- _OBJECTIVE_: Rewrite the lines in the rows below as a numbered list, leaving out blank lines and the pictures.

(Box coordinate listings)
▼▼▼

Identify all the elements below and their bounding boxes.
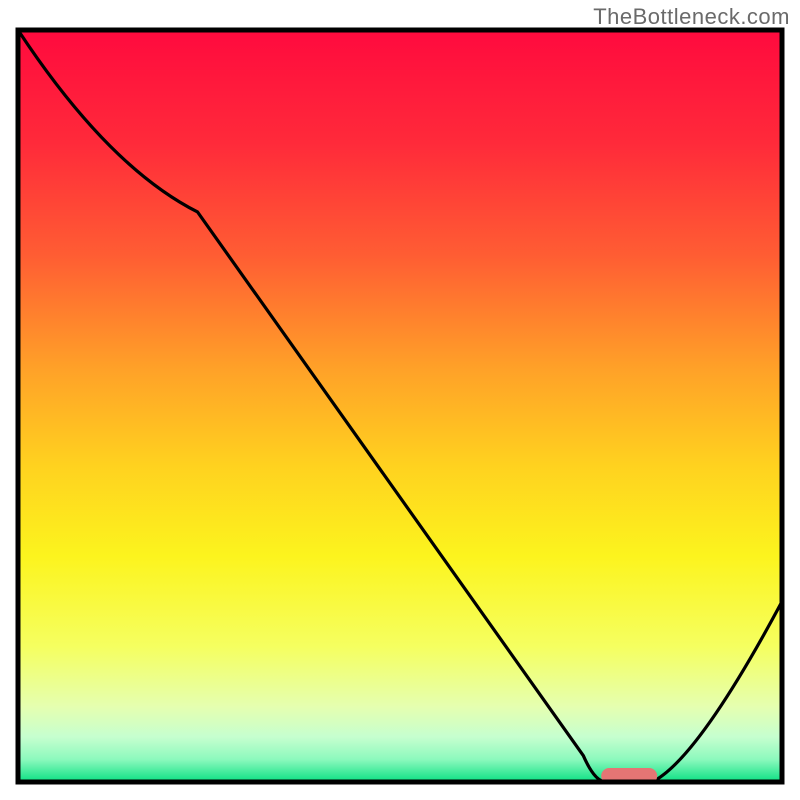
bottleneck-curve-chart [0, 0, 800, 800]
plot-background-gradient [18, 30, 782, 782]
watermark-text: TheBottleneck.com [593, 4, 790, 30]
chart-container: TheBottleneck.com [0, 0, 800, 800]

▲▲▲

- _REPLY_:
1. Identify all the elements below and their bounding boxes.
2. bottleneck-curve-chart [0, 0, 800, 800]
3. plot-background-gradient [18, 30, 782, 782]
4. watermark-text: TheBottleneck.com [593, 4, 790, 30]
5. chart-container: TheBottleneck.com [0, 0, 800, 800]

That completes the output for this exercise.